Given instruction: Search the records below for the word "structure". Pull out each line that has it.

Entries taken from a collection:
/---

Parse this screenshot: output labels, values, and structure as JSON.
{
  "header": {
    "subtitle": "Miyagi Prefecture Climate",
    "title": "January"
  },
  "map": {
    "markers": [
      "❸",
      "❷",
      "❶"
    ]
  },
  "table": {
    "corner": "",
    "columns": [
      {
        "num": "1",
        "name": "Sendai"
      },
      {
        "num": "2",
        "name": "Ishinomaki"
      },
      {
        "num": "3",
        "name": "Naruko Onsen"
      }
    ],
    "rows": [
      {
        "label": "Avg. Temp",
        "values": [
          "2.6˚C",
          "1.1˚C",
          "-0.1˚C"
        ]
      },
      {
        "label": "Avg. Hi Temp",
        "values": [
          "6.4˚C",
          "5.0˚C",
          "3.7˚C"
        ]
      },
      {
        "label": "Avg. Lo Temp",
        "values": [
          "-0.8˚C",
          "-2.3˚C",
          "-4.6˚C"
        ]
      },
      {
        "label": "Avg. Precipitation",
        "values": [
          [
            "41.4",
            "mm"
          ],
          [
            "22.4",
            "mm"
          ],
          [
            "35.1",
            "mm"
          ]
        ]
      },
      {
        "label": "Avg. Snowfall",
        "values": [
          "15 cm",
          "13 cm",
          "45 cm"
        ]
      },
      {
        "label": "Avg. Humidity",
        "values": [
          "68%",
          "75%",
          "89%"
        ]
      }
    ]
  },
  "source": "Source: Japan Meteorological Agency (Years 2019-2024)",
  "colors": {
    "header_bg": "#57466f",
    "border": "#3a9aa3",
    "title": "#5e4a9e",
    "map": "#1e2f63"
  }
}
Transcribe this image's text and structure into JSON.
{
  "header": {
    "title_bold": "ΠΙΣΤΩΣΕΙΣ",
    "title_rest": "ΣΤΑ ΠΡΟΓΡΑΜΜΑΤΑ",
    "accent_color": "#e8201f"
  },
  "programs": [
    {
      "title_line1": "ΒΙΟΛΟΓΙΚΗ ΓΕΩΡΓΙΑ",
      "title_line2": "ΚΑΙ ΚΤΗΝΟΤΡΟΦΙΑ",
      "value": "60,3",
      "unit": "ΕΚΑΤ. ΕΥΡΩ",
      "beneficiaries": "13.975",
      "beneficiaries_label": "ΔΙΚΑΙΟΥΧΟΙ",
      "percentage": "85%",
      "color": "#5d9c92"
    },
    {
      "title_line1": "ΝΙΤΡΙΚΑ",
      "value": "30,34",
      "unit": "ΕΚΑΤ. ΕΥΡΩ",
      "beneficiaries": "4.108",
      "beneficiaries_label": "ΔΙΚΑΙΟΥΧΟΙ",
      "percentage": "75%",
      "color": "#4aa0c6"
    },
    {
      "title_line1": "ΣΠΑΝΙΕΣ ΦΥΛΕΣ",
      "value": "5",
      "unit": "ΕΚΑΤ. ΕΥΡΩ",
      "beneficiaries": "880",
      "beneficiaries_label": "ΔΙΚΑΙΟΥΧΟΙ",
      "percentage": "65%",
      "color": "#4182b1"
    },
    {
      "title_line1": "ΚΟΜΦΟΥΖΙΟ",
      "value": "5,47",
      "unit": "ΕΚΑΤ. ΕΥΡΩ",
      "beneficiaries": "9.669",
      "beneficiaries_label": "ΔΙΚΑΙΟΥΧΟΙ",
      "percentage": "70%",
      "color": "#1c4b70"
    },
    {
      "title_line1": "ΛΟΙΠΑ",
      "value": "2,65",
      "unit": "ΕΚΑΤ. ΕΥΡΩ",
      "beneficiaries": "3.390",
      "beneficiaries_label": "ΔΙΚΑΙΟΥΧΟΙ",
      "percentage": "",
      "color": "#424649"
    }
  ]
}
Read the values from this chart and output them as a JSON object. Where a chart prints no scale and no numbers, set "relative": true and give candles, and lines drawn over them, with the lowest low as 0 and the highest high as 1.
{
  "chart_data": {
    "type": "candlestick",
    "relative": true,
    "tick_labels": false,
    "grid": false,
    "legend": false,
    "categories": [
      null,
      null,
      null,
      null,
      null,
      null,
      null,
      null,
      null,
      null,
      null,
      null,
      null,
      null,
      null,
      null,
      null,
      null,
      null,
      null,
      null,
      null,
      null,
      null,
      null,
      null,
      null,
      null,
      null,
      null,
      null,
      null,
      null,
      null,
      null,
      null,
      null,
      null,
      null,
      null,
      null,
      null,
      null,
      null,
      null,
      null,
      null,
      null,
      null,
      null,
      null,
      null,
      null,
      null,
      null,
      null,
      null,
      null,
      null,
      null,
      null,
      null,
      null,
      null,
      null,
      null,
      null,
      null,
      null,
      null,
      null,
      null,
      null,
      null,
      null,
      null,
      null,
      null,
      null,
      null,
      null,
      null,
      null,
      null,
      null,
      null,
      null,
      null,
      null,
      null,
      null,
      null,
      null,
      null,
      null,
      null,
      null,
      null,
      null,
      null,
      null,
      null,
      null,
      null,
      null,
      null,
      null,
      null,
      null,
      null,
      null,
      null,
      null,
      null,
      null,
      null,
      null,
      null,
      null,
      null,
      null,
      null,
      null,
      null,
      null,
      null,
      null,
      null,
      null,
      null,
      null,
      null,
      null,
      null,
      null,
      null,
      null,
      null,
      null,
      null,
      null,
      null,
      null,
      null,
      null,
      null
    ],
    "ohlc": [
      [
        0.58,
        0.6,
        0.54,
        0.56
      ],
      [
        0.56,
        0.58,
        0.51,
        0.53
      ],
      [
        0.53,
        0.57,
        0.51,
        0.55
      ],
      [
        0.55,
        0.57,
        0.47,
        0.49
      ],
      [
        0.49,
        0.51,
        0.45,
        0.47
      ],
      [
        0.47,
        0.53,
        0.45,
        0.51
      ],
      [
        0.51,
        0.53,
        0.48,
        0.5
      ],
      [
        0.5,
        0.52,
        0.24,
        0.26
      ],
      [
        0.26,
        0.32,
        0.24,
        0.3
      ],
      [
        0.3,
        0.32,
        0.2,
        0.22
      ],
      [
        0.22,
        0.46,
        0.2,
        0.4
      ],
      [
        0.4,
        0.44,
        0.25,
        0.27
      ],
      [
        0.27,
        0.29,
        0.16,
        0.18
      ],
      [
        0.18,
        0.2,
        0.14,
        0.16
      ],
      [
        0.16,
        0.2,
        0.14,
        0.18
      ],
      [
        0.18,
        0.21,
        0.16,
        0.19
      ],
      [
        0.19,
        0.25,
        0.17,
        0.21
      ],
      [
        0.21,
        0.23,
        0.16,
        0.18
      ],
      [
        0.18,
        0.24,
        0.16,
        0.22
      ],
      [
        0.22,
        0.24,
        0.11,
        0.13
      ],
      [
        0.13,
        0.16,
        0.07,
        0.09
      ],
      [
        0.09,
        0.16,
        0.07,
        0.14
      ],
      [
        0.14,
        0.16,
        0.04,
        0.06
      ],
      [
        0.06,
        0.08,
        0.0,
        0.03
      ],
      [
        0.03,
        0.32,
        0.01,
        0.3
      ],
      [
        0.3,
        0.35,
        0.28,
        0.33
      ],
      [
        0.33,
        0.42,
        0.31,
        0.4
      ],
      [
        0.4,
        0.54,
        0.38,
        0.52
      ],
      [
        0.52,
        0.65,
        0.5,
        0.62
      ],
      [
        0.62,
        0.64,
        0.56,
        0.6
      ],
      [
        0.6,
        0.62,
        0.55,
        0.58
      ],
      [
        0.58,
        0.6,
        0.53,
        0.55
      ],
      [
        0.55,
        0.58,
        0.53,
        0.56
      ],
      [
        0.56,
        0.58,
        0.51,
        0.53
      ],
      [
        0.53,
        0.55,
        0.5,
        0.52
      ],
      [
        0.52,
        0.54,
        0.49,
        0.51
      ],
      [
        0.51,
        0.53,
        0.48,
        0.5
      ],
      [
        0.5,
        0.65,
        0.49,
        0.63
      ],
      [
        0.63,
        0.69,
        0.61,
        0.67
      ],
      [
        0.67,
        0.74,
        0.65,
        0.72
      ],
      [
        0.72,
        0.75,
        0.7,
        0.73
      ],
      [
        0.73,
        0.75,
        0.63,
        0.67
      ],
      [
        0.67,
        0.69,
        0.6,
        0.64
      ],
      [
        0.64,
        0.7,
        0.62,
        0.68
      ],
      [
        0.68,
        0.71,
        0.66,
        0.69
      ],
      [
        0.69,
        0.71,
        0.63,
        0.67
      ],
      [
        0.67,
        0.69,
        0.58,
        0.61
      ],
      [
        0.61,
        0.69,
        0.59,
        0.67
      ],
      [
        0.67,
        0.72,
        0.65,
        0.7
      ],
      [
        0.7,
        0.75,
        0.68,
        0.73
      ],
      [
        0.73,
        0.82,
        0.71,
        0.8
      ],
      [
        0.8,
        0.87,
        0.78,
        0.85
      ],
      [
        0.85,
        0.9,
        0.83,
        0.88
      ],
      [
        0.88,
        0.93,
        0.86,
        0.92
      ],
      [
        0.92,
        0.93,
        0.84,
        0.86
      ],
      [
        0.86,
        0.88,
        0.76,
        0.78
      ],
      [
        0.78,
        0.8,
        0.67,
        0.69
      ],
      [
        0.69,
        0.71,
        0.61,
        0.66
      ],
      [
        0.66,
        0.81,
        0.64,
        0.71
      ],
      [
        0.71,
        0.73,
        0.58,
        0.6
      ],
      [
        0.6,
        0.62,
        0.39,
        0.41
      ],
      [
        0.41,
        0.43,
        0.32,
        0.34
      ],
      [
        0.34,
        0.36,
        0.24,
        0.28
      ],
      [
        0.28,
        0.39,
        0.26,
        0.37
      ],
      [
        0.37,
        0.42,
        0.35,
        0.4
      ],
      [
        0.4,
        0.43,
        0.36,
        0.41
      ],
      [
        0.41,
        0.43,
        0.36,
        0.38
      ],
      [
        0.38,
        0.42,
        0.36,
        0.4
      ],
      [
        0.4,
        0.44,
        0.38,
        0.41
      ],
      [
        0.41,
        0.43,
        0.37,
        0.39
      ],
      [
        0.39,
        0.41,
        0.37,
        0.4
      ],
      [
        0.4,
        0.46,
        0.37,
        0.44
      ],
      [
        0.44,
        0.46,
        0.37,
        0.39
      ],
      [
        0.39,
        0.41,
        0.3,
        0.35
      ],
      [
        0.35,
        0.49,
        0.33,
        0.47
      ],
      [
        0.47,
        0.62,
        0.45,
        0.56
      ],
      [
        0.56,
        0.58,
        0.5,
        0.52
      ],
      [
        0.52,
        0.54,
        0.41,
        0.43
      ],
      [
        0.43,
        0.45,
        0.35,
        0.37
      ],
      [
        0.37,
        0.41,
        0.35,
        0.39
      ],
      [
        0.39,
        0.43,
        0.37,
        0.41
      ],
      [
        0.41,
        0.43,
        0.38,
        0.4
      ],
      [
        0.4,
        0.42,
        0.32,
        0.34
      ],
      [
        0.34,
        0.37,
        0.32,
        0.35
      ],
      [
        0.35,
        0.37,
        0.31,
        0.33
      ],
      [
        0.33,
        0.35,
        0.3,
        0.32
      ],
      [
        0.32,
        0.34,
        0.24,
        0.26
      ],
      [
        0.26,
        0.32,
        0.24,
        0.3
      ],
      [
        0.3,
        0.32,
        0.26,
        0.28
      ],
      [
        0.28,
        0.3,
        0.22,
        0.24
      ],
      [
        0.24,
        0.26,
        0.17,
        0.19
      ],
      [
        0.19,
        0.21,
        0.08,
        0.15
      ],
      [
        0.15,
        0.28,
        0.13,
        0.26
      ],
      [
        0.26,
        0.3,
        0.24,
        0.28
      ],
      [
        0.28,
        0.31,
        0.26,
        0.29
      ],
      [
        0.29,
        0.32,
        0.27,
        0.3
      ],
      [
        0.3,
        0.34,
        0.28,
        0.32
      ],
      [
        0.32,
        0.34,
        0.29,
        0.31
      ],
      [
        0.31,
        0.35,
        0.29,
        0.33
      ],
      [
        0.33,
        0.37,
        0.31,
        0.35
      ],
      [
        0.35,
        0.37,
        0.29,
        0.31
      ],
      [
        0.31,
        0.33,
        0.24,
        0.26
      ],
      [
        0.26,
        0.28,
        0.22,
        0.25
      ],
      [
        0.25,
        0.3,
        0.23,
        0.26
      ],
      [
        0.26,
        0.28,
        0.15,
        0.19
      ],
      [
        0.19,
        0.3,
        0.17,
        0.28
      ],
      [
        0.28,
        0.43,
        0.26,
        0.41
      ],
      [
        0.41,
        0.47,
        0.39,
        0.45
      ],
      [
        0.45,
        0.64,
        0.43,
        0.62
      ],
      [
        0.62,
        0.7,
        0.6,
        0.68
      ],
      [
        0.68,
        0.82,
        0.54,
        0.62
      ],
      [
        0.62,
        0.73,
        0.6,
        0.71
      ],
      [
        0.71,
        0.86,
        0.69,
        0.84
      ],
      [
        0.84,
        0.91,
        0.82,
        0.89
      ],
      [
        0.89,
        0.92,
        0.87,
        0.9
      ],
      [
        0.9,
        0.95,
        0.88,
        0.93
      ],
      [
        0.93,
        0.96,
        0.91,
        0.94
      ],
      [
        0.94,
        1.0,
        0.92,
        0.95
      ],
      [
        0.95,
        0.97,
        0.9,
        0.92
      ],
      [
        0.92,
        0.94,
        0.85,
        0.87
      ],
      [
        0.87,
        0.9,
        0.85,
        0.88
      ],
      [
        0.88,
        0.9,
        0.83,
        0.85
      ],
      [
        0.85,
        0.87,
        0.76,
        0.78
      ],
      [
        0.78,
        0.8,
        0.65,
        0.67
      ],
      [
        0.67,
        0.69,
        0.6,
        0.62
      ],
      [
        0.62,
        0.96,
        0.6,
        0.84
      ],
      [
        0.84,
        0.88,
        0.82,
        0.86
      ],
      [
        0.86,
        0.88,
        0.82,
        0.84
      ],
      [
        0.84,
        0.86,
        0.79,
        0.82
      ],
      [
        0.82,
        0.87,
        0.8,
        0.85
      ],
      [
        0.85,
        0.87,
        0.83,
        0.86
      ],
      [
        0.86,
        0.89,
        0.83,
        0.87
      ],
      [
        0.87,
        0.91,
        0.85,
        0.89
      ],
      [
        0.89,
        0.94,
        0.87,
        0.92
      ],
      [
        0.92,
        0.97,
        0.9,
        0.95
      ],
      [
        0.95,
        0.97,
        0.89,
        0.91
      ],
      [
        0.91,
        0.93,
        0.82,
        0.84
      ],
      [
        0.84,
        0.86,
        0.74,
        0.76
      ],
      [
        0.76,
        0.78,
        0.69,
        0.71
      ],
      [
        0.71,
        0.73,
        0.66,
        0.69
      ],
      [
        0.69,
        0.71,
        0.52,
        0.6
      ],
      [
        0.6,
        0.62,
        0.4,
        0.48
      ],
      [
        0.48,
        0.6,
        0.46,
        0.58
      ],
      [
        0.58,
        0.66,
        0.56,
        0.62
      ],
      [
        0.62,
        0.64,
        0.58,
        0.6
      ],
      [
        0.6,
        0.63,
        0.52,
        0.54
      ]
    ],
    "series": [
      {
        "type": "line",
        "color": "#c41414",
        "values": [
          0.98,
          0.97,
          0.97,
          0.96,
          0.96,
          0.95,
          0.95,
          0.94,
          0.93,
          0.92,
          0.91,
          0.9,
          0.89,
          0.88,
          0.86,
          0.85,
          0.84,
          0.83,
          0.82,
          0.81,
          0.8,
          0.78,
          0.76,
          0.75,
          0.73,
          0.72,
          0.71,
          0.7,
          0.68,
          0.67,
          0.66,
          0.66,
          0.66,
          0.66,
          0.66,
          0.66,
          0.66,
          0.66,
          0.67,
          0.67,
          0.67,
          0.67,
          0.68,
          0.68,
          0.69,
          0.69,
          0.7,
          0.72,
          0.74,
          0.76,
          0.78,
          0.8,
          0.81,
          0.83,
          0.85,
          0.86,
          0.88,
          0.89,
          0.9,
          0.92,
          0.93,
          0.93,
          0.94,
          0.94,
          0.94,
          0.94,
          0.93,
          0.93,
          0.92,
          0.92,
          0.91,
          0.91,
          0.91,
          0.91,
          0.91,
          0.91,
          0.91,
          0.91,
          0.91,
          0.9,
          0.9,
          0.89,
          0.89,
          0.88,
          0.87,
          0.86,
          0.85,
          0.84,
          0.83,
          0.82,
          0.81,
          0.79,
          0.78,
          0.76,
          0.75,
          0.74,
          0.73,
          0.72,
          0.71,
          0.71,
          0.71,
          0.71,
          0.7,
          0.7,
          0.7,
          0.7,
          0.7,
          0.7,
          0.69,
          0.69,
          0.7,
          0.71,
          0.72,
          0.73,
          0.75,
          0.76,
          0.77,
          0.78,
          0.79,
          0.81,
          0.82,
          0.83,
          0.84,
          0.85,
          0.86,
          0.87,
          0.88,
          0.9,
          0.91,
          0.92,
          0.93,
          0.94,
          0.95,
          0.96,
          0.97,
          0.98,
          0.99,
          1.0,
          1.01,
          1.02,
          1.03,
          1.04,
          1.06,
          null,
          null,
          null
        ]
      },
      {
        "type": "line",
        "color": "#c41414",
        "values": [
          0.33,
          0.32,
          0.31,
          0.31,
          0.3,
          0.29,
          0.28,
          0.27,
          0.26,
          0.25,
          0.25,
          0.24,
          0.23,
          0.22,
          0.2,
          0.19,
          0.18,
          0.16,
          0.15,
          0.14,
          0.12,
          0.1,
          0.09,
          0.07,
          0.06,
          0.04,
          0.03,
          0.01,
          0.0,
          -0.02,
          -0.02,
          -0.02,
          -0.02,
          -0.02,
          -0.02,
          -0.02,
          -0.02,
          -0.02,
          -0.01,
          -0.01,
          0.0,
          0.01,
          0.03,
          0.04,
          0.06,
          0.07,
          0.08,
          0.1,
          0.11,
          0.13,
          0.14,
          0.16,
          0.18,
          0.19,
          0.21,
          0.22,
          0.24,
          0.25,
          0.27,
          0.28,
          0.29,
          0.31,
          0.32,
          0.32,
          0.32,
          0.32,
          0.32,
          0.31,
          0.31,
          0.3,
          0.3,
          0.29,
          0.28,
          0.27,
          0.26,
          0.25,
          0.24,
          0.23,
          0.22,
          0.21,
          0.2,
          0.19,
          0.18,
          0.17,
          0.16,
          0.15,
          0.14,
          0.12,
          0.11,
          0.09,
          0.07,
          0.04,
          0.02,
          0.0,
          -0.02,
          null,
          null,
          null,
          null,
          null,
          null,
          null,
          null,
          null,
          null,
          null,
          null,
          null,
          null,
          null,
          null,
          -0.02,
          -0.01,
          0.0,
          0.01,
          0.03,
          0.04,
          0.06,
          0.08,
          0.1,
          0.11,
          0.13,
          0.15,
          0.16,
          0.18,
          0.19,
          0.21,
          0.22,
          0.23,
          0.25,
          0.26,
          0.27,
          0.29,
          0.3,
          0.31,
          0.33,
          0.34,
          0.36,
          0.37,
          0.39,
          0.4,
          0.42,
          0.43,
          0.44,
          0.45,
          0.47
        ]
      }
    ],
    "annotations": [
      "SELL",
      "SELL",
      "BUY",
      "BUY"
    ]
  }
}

\---

The output:
Parse this screenshot: output labels, values, and structure as JSON.
Transcribe this image's text and structure into JSON.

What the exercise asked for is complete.